• _PROBLEM TO WORK ON_
Your task is to extract every line from the material below exactly.

• _Records excerpted from a collection_
========================

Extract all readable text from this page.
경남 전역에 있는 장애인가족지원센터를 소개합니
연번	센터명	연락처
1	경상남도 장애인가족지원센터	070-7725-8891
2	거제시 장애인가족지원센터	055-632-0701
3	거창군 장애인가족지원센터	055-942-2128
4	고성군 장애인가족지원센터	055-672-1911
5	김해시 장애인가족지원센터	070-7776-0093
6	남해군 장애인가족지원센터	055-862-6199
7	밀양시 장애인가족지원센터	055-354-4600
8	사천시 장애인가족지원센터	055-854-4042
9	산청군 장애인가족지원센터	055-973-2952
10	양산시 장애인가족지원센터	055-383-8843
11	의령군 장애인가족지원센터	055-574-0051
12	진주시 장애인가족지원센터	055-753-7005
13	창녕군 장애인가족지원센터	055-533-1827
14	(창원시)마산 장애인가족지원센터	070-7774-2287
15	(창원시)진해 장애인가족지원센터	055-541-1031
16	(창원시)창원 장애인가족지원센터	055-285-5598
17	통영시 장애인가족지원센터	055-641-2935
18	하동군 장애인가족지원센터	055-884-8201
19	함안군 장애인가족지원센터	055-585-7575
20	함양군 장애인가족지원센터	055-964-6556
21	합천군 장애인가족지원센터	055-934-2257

========================

• _RESPONSE TO THE TASK_
Extract all readable text from this page.
경남 전역에 있는 장애인가족지원센터를 소개합니
연번	센터명	연락처
1	경상남도 장애인가족지원센터	070-7725-8891
2	거제시 장애인가족지원센터	055-632-0701
3	거창군 장애인가족지원센터	055-942-2128
4	고성군 장애인가족지원센터	055-672-1911
5	김해시 장애인가족지원센터	070-7776-0093
6	남해군 장애인가족지원센터	055-862-6199
7	밀양시 장애인가족지원센터	055-354-4600
8	사천시 장애인가족지원센터	055-854-4042
9	산청군 장애인가족지원센터	055-973-2952
10	양산시 장애인가족지원센터	055-383-8843
11	의령군 장애인가족지원센터	055-574-0051
12	진주시 장애인가족지원센터	055-753-7005
13	창녕군 장애인가족지원센터	055-533-1827
14	(창원시)마산 장애인가족지원센터	070-7774-2287
15	(창원시)진해 장애인가족지원센터	055-541-1031
16	(창원시)창원 장애인가족지원센터	055-285-5598
17	통영시 장애인가족지원센터	055-641-2935
18	하동군 장애인가족지원센터	055-884-8201
19	함안군 장애인가족지원센터	055-585-7575
20	함양군 장애인가족지원센터	055-964-6556
21	합천군 장애인가족지원센터	055-934-2257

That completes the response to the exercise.